What is being asked: Locate each line holding the string "Okhotsk" and copy it.

⟨

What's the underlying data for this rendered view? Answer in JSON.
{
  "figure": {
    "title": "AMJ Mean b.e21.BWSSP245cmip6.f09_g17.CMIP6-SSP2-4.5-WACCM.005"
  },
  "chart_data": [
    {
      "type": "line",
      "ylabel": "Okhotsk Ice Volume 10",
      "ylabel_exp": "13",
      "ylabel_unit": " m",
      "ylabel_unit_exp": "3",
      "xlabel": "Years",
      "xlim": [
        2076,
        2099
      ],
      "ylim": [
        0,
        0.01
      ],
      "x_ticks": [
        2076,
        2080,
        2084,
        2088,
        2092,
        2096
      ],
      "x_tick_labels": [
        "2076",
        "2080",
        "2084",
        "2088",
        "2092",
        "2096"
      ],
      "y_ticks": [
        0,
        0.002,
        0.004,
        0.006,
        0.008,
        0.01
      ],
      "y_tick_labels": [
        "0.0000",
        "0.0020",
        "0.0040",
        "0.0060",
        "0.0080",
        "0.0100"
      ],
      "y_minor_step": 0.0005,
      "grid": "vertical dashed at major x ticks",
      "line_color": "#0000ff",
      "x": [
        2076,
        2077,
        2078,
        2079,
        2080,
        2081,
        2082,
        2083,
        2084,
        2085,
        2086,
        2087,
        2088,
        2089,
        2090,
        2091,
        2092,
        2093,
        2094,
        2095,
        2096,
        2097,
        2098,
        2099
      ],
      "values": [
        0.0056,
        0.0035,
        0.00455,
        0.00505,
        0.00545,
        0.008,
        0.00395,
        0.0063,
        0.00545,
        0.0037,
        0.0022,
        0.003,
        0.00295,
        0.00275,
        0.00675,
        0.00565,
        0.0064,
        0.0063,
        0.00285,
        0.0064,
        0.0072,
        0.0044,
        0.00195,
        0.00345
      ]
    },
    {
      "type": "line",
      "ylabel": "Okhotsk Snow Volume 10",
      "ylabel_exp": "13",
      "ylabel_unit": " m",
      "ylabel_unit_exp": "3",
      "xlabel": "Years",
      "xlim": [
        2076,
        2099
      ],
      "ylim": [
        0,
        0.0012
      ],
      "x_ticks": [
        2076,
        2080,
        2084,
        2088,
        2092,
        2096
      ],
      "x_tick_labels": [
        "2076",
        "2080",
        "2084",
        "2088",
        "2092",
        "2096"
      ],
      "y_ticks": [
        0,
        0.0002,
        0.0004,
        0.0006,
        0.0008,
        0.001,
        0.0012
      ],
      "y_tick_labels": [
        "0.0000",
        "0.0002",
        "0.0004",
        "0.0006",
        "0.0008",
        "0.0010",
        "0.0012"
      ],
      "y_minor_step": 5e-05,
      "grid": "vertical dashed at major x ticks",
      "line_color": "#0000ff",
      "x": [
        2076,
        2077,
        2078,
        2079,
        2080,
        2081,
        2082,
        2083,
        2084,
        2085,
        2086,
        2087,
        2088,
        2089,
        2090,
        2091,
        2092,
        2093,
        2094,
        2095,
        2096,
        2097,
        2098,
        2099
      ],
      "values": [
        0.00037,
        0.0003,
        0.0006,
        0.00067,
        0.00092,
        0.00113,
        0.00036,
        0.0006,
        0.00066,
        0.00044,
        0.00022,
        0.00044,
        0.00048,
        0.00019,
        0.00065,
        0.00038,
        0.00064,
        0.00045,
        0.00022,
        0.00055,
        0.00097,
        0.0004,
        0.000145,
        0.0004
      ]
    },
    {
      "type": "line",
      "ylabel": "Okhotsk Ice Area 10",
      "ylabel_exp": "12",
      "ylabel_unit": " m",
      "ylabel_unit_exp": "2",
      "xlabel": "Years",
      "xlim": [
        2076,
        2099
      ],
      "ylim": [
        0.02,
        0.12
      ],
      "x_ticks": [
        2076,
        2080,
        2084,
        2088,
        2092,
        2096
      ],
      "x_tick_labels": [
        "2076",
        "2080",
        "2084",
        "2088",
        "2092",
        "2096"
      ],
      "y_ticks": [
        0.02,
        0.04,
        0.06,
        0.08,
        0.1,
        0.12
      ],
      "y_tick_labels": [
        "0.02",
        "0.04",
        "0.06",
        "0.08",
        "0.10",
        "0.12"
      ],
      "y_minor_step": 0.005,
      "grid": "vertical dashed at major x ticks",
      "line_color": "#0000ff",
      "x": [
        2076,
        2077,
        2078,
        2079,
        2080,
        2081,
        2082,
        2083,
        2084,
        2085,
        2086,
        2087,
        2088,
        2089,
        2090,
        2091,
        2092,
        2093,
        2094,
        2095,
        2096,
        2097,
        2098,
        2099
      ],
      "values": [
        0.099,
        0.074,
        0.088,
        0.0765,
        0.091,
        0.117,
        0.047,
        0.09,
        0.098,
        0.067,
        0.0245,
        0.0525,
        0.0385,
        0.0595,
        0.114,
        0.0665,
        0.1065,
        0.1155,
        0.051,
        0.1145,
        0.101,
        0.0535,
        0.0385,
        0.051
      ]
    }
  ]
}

⟩

Expected answer:
      "ylabel": "Okhotsk Ice Volume 10",
      "ylabel": "Okhotsk Snow Volume 10",
      "ylabel": "Okhotsk Ice Area 10",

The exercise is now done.